■ **EXERCISE**:
In the entries below, count the lines holding "SOIL". Reply with the number only.
===== DATASET CONTENT =====
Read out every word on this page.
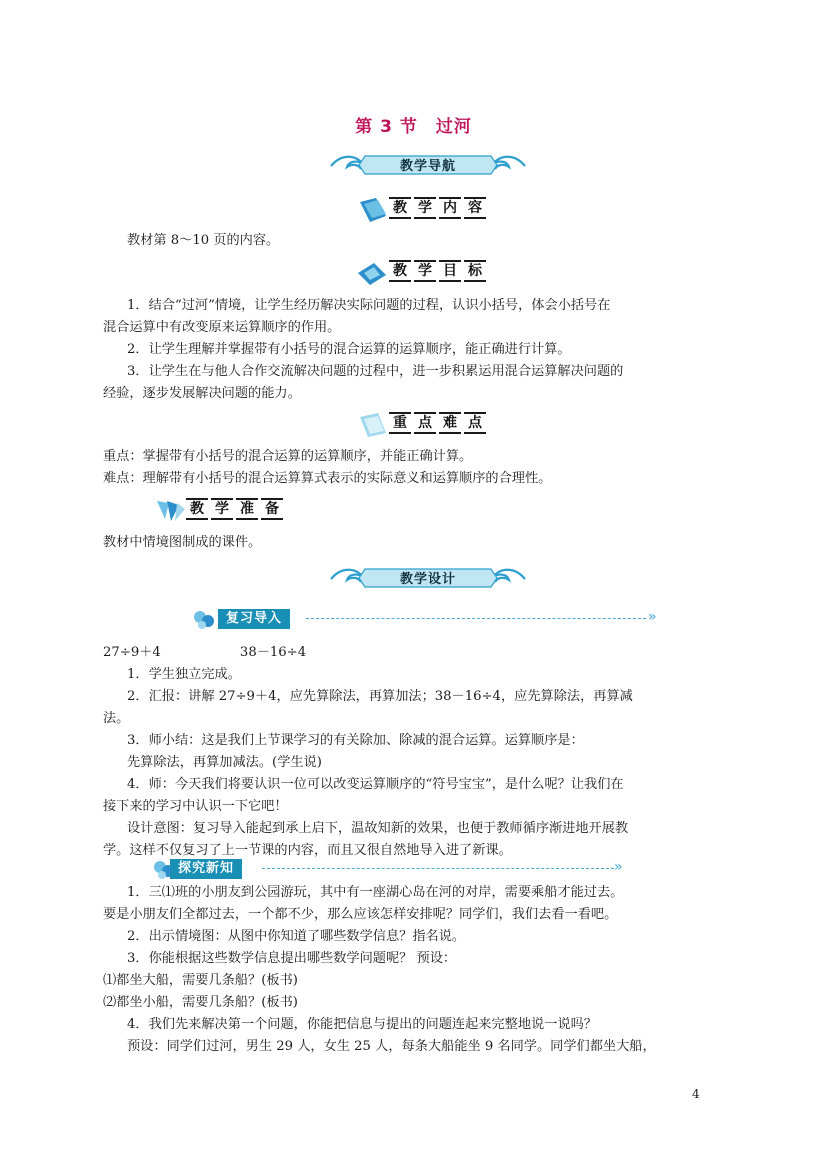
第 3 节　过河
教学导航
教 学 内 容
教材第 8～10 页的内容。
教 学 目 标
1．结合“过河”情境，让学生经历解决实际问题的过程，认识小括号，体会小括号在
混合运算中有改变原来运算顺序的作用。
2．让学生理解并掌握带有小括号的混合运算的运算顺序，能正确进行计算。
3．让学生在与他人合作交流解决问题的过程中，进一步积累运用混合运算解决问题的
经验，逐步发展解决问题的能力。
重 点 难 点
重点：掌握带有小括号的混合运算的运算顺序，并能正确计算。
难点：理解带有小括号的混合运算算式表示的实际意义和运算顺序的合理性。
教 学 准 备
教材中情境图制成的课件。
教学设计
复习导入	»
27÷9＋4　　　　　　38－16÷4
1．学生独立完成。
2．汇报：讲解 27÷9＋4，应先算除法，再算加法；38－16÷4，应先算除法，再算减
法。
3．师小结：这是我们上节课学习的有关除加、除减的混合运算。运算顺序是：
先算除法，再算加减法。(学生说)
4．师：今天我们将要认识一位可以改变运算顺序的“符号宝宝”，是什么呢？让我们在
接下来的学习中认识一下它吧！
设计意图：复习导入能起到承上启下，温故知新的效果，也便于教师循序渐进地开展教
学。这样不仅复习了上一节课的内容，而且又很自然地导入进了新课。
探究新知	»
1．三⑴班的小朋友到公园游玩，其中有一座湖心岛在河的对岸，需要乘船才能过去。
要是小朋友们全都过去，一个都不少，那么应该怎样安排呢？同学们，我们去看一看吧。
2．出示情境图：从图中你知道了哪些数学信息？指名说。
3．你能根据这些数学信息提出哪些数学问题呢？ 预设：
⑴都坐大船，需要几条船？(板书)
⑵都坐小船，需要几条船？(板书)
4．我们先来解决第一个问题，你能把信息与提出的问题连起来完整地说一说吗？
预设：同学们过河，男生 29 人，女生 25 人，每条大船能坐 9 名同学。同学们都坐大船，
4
=====
===== DATASET CONTENT =====
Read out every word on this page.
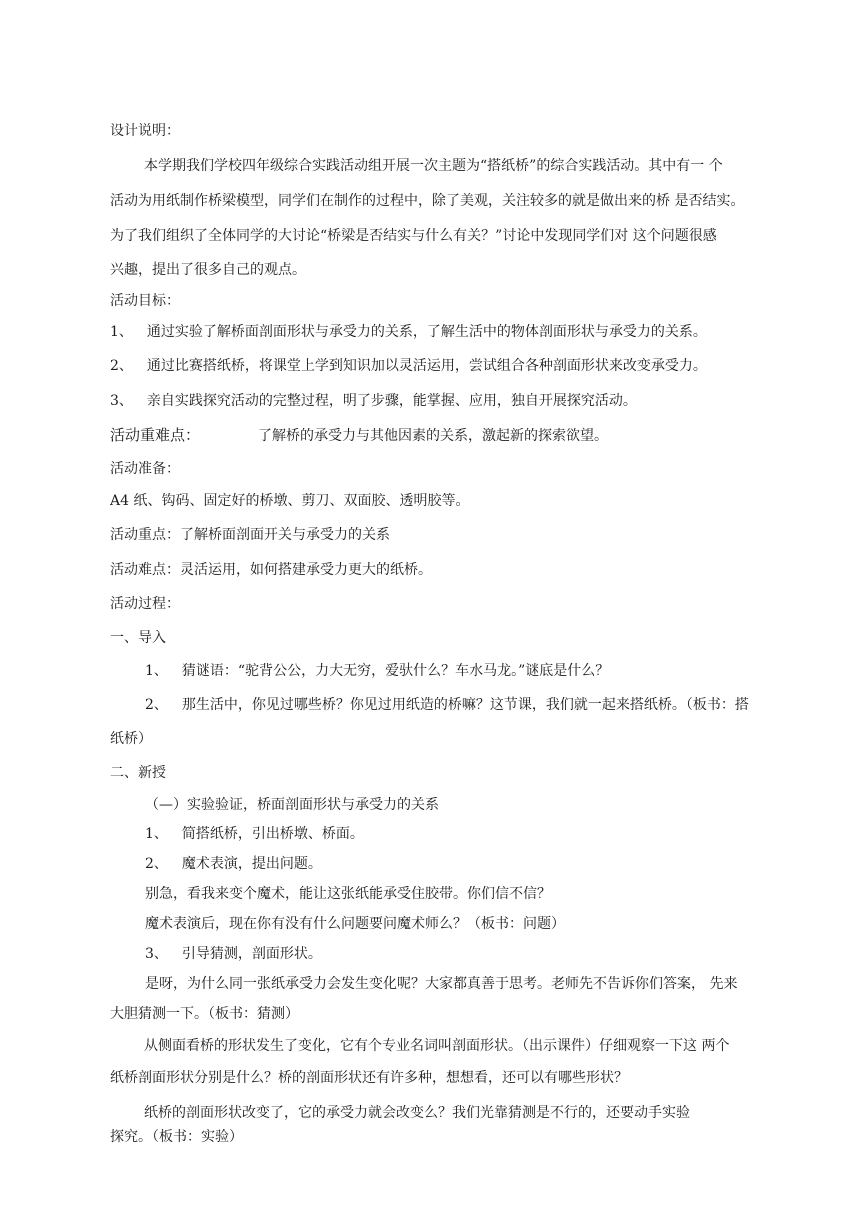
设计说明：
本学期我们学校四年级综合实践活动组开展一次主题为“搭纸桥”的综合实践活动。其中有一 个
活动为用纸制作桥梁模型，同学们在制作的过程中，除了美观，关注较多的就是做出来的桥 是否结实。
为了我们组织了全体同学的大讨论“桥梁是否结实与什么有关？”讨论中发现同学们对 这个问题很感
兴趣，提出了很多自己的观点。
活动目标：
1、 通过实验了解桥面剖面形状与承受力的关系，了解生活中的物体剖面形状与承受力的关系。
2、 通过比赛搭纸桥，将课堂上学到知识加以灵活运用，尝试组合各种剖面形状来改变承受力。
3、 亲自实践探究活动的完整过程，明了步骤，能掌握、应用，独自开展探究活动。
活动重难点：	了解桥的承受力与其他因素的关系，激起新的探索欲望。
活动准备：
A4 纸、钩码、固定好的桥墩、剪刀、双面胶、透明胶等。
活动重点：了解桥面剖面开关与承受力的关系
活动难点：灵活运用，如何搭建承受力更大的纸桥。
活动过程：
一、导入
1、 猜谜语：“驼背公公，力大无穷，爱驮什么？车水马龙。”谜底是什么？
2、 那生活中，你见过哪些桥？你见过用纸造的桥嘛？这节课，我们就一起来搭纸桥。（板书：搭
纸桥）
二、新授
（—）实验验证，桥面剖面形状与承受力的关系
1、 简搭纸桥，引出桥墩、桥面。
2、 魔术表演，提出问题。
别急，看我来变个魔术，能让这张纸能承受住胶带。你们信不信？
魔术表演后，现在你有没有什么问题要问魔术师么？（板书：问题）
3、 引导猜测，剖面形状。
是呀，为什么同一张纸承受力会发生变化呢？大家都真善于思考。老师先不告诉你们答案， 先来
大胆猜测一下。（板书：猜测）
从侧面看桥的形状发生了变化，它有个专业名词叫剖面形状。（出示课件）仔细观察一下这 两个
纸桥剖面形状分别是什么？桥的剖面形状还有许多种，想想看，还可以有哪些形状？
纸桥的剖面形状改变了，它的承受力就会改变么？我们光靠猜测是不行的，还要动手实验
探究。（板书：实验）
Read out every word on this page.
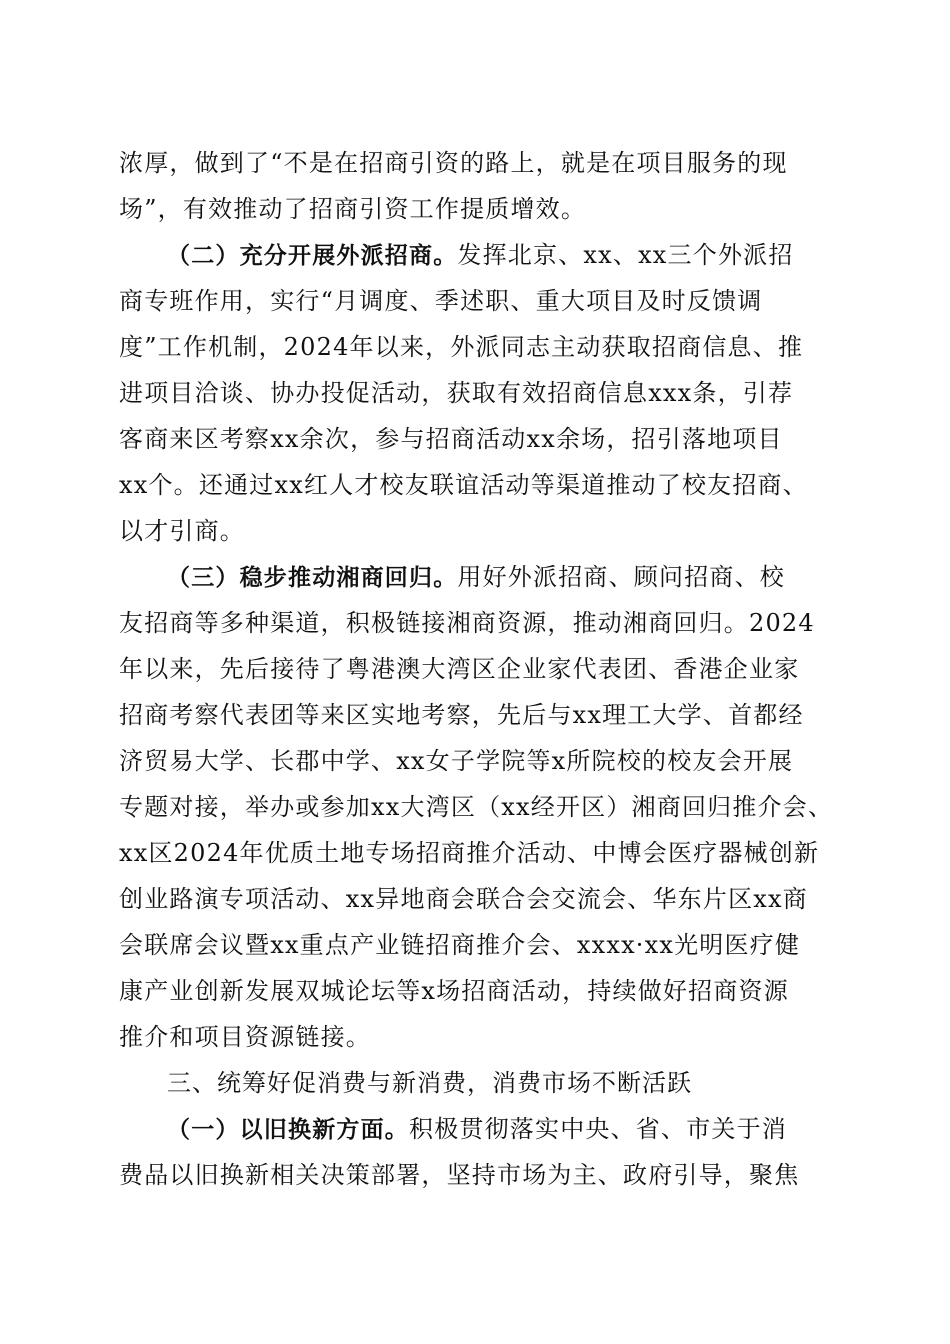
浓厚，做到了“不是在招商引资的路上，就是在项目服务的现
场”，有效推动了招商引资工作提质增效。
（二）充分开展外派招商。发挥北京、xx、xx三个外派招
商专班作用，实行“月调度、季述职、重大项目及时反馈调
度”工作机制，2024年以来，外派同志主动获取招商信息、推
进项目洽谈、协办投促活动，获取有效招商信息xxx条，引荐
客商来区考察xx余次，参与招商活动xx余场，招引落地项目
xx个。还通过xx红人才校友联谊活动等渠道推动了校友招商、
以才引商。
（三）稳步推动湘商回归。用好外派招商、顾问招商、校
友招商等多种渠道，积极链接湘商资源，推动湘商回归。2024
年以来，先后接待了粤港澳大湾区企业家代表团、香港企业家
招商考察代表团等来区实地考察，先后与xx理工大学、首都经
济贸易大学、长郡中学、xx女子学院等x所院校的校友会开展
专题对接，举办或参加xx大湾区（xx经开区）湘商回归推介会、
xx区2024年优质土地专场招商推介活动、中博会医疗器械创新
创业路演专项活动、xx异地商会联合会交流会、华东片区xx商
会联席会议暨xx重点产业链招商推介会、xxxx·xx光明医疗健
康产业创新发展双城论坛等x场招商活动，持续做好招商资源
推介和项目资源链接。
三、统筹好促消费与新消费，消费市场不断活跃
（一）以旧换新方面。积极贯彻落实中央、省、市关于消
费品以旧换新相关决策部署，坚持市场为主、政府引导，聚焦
=====
===== DATASET CONTENT =====
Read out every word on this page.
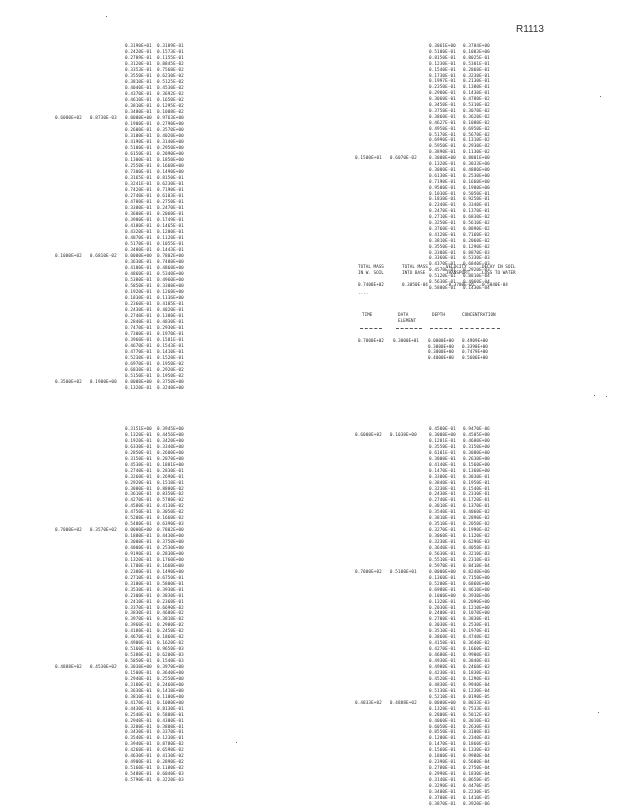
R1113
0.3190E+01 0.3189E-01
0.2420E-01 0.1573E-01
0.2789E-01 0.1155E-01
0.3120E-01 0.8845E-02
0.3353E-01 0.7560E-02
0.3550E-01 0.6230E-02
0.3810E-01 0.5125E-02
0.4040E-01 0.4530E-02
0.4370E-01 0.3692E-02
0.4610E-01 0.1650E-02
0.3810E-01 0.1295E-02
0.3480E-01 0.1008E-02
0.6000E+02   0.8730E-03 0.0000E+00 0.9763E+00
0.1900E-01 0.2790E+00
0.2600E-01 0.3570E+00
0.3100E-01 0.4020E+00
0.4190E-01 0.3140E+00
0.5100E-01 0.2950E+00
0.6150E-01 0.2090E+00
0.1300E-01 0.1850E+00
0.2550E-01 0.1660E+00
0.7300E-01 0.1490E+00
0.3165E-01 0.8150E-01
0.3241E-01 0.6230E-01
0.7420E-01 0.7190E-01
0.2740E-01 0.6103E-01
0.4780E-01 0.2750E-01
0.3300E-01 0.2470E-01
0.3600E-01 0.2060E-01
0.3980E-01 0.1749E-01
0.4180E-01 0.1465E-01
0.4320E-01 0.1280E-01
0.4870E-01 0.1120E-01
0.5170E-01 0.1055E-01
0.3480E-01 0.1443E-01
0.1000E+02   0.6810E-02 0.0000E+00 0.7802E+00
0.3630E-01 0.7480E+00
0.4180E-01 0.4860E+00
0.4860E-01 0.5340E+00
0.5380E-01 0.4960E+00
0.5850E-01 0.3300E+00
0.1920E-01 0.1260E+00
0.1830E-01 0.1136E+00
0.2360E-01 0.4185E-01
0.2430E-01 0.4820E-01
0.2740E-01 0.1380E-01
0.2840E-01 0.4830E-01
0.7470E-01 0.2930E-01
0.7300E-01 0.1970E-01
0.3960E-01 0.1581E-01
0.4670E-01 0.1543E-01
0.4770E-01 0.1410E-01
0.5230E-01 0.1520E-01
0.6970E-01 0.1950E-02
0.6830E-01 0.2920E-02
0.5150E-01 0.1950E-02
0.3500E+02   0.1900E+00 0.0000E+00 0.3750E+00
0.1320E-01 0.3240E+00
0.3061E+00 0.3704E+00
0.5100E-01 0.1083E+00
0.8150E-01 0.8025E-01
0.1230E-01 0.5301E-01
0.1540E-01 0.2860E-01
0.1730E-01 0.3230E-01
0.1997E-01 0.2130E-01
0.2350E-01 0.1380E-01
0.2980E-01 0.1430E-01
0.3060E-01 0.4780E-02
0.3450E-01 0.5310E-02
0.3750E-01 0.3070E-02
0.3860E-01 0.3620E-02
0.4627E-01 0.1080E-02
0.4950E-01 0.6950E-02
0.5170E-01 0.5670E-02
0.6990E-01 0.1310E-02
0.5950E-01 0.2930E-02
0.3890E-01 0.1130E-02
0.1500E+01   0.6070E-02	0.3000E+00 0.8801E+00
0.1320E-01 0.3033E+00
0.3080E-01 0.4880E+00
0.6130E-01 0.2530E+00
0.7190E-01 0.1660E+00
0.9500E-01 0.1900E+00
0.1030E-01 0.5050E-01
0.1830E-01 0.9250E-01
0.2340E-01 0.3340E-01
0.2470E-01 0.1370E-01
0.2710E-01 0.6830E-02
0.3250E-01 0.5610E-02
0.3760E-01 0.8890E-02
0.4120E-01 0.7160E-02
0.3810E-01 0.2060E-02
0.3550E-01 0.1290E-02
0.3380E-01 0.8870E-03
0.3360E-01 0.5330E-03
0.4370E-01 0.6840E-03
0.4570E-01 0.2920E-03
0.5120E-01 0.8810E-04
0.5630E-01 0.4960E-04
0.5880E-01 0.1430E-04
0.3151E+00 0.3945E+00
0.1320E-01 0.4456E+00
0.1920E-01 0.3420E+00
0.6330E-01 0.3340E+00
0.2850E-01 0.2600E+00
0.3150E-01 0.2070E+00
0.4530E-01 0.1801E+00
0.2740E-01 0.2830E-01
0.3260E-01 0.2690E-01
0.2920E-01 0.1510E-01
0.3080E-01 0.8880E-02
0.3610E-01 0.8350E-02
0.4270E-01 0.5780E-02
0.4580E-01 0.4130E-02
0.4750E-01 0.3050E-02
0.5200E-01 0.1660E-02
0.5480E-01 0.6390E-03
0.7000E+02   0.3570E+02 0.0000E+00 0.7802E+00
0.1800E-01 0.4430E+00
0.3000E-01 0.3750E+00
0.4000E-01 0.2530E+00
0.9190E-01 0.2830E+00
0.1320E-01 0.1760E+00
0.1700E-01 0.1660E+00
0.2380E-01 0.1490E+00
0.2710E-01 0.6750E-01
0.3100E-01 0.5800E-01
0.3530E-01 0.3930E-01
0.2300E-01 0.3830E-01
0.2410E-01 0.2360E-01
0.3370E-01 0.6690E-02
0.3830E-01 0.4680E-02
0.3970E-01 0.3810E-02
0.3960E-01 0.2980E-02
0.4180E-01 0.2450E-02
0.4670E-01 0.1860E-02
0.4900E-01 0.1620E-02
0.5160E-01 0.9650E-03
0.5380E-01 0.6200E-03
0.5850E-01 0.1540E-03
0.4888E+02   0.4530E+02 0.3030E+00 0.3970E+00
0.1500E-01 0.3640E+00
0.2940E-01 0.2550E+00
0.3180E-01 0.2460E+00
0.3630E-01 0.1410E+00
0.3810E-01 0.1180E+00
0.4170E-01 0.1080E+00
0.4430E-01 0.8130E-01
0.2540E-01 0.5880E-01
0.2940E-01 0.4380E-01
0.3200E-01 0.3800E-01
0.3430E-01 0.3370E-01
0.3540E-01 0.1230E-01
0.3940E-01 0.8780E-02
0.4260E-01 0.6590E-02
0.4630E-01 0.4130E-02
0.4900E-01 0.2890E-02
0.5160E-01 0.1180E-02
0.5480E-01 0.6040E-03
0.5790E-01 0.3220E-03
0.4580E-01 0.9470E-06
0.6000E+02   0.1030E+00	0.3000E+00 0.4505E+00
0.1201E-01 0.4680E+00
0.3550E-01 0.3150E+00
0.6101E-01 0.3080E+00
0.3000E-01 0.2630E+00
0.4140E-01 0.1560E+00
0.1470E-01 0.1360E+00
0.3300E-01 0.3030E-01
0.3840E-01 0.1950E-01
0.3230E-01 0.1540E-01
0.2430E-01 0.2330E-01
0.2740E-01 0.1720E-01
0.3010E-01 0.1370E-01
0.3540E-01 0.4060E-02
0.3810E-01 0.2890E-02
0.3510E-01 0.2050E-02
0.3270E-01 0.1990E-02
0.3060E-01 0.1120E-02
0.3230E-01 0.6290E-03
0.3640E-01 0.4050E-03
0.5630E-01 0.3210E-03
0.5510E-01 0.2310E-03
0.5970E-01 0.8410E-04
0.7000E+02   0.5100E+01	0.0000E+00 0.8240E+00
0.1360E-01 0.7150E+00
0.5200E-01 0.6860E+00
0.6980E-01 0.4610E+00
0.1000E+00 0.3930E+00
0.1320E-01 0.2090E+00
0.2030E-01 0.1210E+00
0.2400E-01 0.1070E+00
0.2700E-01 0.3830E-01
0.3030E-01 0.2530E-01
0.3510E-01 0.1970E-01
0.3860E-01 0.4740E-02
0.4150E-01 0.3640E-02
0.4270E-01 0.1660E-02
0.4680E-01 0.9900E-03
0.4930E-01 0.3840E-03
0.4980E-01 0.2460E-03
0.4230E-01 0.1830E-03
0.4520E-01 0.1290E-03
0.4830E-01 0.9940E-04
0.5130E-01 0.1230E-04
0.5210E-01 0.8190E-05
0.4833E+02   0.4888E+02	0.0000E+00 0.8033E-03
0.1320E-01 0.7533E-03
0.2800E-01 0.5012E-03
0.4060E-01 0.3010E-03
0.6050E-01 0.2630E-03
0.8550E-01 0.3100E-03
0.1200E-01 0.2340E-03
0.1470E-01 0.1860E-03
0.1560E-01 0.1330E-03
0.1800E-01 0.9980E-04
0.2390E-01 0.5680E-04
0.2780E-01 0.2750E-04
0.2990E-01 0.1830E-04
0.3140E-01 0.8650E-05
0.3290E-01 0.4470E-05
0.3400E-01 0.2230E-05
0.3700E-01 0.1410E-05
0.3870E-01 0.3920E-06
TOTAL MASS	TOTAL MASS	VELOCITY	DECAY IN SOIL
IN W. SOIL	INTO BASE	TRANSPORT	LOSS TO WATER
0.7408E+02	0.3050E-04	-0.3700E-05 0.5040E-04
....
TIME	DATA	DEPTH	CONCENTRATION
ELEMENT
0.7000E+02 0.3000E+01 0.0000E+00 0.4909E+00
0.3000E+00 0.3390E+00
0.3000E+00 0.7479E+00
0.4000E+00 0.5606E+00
=====
■ **RESPONSE TO THIS TASK**:
2